Stated task — Copy, in full, each line of the material that holds the word "Anomaly".
** START Entries shown **
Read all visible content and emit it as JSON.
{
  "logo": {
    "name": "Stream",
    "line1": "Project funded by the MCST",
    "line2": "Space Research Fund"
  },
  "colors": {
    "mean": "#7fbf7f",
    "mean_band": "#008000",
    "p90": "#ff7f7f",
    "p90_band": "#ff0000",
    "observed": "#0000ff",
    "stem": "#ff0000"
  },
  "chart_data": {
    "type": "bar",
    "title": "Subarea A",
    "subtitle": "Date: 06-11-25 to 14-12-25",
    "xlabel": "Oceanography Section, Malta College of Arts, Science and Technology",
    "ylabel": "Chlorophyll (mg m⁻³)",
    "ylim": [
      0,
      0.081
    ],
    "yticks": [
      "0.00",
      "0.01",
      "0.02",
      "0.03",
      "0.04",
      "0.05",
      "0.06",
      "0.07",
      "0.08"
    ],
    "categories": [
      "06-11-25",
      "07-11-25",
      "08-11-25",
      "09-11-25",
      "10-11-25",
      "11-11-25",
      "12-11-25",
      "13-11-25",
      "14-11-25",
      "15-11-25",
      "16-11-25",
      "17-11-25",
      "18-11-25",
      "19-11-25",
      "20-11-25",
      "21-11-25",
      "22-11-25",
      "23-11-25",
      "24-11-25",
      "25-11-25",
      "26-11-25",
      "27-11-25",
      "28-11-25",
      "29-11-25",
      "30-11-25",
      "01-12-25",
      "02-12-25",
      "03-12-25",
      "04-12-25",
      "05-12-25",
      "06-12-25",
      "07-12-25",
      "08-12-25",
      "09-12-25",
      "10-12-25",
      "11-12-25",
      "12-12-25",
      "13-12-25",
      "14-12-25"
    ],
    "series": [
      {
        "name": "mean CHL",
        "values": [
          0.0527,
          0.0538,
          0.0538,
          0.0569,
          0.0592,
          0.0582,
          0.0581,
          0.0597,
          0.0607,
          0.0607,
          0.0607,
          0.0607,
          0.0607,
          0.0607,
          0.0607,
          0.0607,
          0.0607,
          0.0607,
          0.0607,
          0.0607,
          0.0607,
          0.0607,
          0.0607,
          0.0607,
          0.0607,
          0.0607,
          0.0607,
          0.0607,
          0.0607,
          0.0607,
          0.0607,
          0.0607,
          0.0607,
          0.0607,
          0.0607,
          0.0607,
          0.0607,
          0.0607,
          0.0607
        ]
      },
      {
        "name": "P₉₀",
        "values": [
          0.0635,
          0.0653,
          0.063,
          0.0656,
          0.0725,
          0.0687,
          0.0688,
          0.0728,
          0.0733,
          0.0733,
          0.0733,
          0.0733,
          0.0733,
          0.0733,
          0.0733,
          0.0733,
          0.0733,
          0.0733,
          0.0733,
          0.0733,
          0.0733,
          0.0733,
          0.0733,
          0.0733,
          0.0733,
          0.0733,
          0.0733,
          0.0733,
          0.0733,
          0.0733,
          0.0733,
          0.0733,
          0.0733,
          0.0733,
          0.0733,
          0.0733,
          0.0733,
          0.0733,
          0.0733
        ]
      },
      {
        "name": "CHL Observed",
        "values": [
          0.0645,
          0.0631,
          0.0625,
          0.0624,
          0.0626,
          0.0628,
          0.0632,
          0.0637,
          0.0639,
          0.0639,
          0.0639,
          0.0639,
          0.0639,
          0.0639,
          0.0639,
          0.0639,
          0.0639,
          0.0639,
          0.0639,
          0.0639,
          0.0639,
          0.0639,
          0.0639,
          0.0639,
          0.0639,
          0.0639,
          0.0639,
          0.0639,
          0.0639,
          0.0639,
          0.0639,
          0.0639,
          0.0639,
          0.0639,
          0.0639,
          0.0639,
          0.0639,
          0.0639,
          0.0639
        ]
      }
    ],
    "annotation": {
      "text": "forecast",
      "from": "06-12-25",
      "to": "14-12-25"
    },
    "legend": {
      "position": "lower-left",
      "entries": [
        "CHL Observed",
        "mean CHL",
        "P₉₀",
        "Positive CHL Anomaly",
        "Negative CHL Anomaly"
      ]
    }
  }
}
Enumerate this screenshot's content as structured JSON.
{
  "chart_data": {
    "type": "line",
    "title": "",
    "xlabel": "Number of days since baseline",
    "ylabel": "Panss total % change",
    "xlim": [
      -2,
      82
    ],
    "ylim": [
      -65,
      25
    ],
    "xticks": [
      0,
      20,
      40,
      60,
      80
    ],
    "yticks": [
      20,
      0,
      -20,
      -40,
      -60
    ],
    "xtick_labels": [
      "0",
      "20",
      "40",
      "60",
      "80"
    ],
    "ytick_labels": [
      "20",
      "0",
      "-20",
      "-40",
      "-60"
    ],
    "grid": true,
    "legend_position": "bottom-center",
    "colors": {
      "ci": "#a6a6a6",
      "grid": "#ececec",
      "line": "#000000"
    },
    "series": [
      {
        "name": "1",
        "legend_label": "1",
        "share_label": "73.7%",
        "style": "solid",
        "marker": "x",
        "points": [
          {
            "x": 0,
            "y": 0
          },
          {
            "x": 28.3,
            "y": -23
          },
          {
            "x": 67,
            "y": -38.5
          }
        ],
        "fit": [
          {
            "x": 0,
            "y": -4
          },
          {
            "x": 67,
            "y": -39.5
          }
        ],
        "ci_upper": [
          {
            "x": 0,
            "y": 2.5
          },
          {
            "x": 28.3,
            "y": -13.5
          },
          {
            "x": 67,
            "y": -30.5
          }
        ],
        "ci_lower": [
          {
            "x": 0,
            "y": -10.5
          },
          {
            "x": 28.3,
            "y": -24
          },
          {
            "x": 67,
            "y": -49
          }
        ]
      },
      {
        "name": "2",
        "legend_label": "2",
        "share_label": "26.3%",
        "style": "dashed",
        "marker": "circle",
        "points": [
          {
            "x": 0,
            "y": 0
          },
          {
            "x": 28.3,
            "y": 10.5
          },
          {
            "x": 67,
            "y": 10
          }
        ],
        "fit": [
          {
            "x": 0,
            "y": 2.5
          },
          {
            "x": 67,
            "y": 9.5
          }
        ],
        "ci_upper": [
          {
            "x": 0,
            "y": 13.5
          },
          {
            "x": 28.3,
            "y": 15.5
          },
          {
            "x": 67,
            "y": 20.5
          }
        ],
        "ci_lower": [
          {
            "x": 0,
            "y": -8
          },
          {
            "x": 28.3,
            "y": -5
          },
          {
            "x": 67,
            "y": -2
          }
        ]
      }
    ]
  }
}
** END Entries shown **
Written solution —
        "Positive CHL Anomaly",
        "Negative CHL Anomaly"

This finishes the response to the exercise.